Records from a data collection
┌──

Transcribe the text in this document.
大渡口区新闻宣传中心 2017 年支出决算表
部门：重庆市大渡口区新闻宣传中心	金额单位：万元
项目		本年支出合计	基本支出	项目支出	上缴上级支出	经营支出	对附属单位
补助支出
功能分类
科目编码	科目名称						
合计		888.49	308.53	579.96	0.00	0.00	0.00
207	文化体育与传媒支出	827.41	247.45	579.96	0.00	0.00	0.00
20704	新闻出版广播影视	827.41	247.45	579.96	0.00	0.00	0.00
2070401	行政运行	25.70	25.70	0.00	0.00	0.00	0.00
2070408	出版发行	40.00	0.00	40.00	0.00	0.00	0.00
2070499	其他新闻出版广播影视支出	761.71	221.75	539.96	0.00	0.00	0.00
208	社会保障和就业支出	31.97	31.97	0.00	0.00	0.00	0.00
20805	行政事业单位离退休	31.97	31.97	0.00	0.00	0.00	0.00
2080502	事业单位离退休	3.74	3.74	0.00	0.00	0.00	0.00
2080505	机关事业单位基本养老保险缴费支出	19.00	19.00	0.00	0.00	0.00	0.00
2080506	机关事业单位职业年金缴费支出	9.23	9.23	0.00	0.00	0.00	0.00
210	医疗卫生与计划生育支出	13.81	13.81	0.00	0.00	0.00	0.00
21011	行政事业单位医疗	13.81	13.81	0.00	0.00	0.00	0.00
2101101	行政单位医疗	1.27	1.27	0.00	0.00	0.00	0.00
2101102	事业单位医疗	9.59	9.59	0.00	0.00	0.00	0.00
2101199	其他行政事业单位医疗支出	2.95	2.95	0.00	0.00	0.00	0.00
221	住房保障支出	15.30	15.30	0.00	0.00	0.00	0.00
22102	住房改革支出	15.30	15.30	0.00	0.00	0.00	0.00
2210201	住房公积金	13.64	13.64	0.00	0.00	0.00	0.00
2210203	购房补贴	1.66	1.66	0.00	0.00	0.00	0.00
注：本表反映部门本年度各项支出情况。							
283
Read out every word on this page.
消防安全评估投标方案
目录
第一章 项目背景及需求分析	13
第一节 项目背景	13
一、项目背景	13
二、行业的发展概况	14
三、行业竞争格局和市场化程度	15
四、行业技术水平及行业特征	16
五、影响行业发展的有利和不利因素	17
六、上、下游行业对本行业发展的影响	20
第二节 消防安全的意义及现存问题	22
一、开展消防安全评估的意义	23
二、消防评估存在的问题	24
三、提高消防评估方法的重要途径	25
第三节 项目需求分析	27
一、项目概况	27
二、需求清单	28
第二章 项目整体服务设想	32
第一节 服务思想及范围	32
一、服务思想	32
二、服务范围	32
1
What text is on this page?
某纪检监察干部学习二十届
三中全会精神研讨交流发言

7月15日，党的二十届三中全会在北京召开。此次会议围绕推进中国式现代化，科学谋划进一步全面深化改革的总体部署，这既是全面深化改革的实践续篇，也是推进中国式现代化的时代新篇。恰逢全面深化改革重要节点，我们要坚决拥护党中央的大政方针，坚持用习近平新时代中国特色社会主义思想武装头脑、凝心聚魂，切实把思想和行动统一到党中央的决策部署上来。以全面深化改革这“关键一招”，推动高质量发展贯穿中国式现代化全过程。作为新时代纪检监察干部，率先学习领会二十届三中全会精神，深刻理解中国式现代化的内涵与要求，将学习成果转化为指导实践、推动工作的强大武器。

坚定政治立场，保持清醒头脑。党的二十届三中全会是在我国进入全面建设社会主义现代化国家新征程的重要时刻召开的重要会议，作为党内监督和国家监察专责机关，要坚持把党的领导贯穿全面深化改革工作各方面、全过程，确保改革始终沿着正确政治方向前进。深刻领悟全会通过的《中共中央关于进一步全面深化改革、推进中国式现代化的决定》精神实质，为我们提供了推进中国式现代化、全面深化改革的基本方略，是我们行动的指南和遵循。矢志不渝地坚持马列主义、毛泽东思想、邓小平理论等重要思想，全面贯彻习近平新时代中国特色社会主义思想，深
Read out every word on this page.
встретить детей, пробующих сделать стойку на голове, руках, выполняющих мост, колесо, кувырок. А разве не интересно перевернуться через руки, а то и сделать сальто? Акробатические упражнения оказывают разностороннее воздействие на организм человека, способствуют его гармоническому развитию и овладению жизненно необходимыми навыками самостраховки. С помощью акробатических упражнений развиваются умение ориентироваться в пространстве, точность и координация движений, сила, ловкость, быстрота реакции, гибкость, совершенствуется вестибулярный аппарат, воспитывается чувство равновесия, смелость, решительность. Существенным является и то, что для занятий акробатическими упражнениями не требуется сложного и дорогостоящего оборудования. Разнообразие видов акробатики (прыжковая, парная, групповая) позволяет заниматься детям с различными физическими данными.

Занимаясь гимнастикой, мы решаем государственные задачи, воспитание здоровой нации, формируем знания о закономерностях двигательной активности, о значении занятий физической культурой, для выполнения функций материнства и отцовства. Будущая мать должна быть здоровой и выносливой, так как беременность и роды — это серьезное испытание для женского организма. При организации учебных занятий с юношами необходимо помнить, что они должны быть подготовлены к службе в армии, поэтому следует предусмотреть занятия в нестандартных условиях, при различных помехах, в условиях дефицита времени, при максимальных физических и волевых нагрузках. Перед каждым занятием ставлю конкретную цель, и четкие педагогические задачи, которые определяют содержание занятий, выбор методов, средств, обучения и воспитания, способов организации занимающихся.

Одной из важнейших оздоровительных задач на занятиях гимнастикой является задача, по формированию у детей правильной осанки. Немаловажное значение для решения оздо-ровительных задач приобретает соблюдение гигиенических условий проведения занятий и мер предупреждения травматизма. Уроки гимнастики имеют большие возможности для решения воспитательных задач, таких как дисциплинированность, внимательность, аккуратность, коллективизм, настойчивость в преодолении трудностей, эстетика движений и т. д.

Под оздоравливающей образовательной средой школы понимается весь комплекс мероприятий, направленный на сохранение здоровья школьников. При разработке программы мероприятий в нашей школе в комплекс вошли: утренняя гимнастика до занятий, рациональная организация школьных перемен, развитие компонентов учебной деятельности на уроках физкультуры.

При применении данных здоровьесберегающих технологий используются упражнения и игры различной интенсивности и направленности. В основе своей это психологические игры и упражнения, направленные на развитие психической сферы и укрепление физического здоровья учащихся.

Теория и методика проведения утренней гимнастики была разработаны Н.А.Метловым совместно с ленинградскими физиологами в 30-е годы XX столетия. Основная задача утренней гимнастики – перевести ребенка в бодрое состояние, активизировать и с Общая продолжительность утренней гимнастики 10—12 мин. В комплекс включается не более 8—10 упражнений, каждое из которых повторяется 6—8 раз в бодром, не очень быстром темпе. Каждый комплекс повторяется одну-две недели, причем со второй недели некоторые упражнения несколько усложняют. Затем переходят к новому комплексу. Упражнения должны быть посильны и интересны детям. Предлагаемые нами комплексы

└──

[Task]:
Where a line holds the string "здоровья", copy that line.

[Written answer]:
Под оздоравливающей образовательной средой школы понимается весь комплекс мероприятий, направленный на сохранение здоровья школьников. При разработке программы мероприятий в нашей школе в комплекс вошли: утренняя гимнастика до занятий, рациональная организация школьных перемен, развитие компонентов учебной деятельности на уроках физкультуры.
При применении данных здоровьесберегающих технологий используются упражнения и игры различной интенсивности и направленности. В основе своей это психологические игры и упражнения, направленные на развитие психической сферы и укрепление физического здоровья учащихся.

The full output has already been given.